(Extracts from a graphics dataset)
════
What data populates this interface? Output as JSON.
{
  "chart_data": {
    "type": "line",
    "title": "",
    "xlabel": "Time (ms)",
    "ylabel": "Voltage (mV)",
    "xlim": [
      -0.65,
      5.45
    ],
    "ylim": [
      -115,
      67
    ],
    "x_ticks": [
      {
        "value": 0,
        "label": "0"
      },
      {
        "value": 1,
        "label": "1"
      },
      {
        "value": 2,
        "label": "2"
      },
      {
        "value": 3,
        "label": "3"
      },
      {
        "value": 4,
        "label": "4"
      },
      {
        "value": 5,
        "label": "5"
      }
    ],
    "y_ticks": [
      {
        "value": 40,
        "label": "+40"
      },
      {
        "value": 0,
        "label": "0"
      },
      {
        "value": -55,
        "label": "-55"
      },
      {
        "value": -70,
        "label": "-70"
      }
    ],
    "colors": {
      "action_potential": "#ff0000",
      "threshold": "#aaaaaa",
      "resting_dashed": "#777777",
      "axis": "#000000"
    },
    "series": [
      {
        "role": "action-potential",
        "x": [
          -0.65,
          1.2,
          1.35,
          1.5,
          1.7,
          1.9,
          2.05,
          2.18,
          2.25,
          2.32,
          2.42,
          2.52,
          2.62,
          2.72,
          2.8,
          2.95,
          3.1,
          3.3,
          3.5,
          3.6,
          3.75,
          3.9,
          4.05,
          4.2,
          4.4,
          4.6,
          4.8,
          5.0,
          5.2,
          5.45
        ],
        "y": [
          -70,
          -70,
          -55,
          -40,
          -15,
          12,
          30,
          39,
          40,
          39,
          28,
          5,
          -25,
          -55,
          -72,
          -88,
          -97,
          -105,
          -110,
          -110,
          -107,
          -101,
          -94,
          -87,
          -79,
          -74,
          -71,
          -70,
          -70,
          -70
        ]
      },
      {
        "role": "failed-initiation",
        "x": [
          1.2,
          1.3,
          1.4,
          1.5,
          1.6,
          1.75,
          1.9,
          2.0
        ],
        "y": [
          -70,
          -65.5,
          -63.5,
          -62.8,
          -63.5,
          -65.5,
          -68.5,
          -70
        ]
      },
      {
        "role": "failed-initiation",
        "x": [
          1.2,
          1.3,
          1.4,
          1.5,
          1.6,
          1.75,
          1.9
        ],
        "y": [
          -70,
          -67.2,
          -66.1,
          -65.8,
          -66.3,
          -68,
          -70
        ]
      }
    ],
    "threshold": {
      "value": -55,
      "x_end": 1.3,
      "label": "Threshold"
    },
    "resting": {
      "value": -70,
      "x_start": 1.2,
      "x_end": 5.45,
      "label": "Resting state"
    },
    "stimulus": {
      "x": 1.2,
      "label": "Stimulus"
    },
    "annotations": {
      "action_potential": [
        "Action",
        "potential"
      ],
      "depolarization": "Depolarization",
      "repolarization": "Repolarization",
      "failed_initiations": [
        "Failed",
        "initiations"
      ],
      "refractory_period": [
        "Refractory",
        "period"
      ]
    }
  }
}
════
:: WHAT TO DO ::
Nothing may be left out: return each entry exactly as it reads.

:: RESPONSE TO THE TASK ::
What data populates this interface? Output as JSON.
{
  "chart_data": {
    "type": "line",
    "title": "",
    "xlabel": "Time (ms)",
    "ylabel": "Voltage (mV)",
    "xlim": [
      -0.65,
      5.45
    ],
    "ylim": [
      -115,
      67
    ],
    "x_ticks": [
      {
        "value": 0,
        "label": "0"
      },
      {
        "value": 1,
        "label": "1"
      },
      {
        "value": 2,
        "label": "2"
      },
      {
        "value": 3,
        "label": "3"
      },
      {
        "value": 4,
        "label": "4"
      },
      {
        "value": 5,
        "label": "5"
      }
    ],
    "y_ticks": [
      {
        "value": 40,
        "label": "+40"
      },
      {
        "value": 0,
        "label": "0"
      },
      {
        "value": -55,
        "label": "-55"
      },
      {
        "value": -70,
        "label": "-70"
      }
    ],
    "colors": {
      "action_potential": "#ff0000",
      "threshold": "#aaaaaa",
      "resting_dashed": "#777777",
      "axis": "#000000"
    },
    "series": [
      {
        "role": "action-potential",
        "x": [
          -0.65,
          1.2,
          1.35,
          1.5,
          1.7,
          1.9,
          2.05,
          2.18,
          2.25,
          2.32,
          2.42,
          2.52,
          2.62,
          2.72,
          2.8,
          2.95,
          3.1,
          3.3,
          3.5,
          3.6,
          3.75,
          3.9,
          4.05,
          4.2,
          4.4,
          4.6,
          4.8,
          5.0,
          5.2,
          5.45
        ],
        "y": [
          -70,
          -70,
          -55,
          -40,
          -15,
          12,
          30,
          39,
          40,
          39,
          28,
          5,
          -25,
          -55,
          -72,
          -88,
          -97,
          -105,
          -110,
          -110,
          -107,
          -101,
          -94,
          -87,
          -79,
          -74,
          -71,
          -70,
          -70,
          -70
        ]
      },
      {
        "role": "failed-initiation",
        "x": [
          1.2,
          1.3,
          1.4,
          1.5,
          1.6,
          1.75,
          1.9,
          2.0
        ],
        "y": [
          -70,
          -65.5,
          -63.5,
          -62.8,
          -63.5,
          -65.5,
          -68.5,
          -70
        ]
      },
      {
        "role": "failed-initiation",
        "x": [
          1.2,
          1.3,
          1.4,
          1.5,
          1.6,
          1.75,
          1.9
        ],
        "y": [
          -70,
          -67.2,
          -66.1,
          -65.8,
          -66.3,
          -68,
          -70
        ]
      }
    ],
    "threshold": {
      "value": -55,
      "x_end": 1.3,
      "label": "Threshold"
    },
    "resting": {
      "value": -70,
      "x_start": 1.2,
      "x_end": 5.45,
      "label": "Resting state"
    },
    "stimulus": {
      "x": 1.2,
      "label": "Stimulus"
    },
    "annotations": {
      "action_potential": [
        "Action",
        "potential"
      ],
      "depolarization": "Depolarization",
      "repolarization": "Repolarization",
      "failed_initiations": [
        "Failed",
        "initiations"
      ],
      "refractory_period": [
        "Refractory",
        "period"
      ]
    }
  }
}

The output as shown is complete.